■ **Problem description**
Using the entries that follow, collect the lines where the word "Procedures" appears.

--- --- ---

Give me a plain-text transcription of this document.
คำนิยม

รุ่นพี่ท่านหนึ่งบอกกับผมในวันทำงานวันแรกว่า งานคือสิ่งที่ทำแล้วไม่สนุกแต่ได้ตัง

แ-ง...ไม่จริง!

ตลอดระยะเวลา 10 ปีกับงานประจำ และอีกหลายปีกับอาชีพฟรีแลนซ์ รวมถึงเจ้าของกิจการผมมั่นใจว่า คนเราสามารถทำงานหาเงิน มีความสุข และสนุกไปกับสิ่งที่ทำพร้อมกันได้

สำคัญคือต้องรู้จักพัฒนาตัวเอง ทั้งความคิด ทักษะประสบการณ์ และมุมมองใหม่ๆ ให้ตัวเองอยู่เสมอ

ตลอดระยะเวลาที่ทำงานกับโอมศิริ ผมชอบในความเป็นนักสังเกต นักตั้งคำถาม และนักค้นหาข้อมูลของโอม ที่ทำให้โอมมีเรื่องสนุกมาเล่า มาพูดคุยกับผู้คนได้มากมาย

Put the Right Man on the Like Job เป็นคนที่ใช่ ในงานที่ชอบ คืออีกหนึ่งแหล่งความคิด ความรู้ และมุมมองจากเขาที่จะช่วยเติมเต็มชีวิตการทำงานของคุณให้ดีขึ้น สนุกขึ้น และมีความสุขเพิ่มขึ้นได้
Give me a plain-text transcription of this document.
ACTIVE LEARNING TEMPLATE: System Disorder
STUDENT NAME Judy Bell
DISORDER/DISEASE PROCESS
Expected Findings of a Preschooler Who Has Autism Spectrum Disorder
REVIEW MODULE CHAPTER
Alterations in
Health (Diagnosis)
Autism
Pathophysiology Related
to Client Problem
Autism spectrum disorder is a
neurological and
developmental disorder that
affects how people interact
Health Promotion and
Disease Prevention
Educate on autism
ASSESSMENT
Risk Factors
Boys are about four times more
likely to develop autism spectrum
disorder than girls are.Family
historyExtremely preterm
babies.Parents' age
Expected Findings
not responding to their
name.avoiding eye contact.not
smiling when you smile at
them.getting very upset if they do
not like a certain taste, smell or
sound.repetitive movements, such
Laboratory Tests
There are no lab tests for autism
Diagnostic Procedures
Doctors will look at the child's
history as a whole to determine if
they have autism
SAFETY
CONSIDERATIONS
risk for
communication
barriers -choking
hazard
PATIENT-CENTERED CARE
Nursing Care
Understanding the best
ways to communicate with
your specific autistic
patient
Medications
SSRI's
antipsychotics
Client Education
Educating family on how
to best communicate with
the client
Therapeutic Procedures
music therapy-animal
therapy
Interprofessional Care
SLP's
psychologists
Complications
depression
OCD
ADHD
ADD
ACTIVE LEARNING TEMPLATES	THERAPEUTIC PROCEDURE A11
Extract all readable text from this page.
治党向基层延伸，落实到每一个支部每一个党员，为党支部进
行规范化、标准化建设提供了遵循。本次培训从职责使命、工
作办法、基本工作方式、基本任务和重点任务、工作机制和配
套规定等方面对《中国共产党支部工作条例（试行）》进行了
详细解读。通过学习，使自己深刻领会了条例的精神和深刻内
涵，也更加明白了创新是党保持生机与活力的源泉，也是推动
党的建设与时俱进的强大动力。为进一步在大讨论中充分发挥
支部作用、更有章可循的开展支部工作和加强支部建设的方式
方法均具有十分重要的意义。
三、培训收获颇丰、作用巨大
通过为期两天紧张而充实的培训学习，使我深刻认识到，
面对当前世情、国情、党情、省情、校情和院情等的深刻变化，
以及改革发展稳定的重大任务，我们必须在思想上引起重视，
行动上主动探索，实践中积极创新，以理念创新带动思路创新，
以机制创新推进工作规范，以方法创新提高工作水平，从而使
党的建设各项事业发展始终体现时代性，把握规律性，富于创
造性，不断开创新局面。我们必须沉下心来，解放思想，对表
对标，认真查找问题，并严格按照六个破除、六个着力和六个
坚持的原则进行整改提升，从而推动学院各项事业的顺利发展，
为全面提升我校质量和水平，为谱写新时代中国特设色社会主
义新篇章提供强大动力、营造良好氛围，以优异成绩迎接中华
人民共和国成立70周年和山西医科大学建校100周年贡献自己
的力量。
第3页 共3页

--- --- ---

■ **Answer in full**
Diagnostic Procedures
Therapeutic Procedures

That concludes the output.